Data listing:
--*--

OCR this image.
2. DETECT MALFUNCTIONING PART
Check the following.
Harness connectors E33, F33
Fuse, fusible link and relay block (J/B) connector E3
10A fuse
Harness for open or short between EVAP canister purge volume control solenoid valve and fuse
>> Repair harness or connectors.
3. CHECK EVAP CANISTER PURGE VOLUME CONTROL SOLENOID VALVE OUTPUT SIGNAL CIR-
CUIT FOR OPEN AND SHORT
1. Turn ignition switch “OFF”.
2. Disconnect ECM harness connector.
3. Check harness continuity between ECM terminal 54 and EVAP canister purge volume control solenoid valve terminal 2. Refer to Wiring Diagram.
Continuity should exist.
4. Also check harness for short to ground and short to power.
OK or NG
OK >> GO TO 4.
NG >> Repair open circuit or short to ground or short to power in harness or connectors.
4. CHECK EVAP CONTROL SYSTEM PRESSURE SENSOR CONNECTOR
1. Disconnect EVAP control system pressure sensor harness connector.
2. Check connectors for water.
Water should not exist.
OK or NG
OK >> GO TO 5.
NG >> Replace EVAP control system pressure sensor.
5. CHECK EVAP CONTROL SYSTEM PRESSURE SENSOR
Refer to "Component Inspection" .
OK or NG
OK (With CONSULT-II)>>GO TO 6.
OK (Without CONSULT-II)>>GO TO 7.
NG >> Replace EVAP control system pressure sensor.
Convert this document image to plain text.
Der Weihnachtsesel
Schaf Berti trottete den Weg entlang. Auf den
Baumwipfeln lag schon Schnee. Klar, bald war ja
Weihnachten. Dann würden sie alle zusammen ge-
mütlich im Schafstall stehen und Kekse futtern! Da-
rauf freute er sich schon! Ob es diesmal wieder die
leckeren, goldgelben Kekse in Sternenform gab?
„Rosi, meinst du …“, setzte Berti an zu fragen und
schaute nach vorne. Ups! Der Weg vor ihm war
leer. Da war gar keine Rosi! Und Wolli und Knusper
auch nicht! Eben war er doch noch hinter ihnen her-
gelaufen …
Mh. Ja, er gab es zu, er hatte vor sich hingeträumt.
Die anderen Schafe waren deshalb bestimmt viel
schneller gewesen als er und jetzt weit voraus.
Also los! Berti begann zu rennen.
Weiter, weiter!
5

--*--

◆ WHAT THE EXERCISE ASKS
The records above should be restated word for word, please.

◆ THE ANSWER
OCR this image.
2. DETECT MALFUNCTIONING PART
Check the following.
Harness connectors E33, F33
Fuse, fusible link and relay block (J/B) connector E3
10A fuse
Harness for open or short between EVAP canister purge volume control solenoid valve and fuse
>> Repair harness or connectors.
3. CHECK EVAP CANISTER PURGE VOLUME CONTROL SOLENOID VALVE OUTPUT SIGNAL CIR-
CUIT FOR OPEN AND SHORT
1. Turn ignition switch “OFF”.
2. Disconnect ECM harness connector.
3. Check harness continuity between ECM terminal 54 and EVAP canister purge volume control solenoid valve terminal 2. Refer to Wiring Diagram.
Continuity should exist.
4. Also check harness for short to ground and short to power.
OK or NG
OK >> GO TO 4.
NG >> Repair open circuit or short to ground or short to power in harness or connectors.
4. CHECK EVAP CONTROL SYSTEM PRESSURE SENSOR CONNECTOR
1. Disconnect EVAP control system pressure sensor harness connector.
2. Check connectors for water.
Water should not exist.
OK or NG
OK >> GO TO 5.
NG >> Replace EVAP control system pressure sensor.
5. CHECK EVAP CONTROL SYSTEM PRESSURE SENSOR
Refer to "Component Inspection" .
OK or NG
OK (With CONSULT-II)>>GO TO 6.
OK (Without CONSULT-II)>>GO TO 7.
NG >> Replace EVAP control system pressure sensor.
Convert this document image to plain text.
Der Weihnachtsesel
Schaf Berti trottete den Weg entlang. Auf den
Baumwipfeln lag schon Schnee. Klar, bald war ja
Weihnachten. Dann würden sie alle zusammen ge-
mütlich im Schafstall stehen und Kekse futtern! Da-
rauf freute er sich schon! Ob es diesmal wieder die
leckeren, goldgelben Kekse in Sternenform gab?
„Rosi, meinst du …“, setzte Berti an zu fragen und
schaute nach vorne. Ups! Der Weg vor ihm war
leer. Da war gar keine Rosi! Und Wolli und Knusper
auch nicht! Eben war er doch noch hinter ihnen her-
gelaufen …
Mh. Ja, er gab es zu, er hatte vor sich hingeträumt.
Die anderen Schafe waren deshalb bestimmt viel
schneller gewesen als er und jetzt weit voraus.
Also los! Berti begann zu rennen.
Weiter, weiter!
5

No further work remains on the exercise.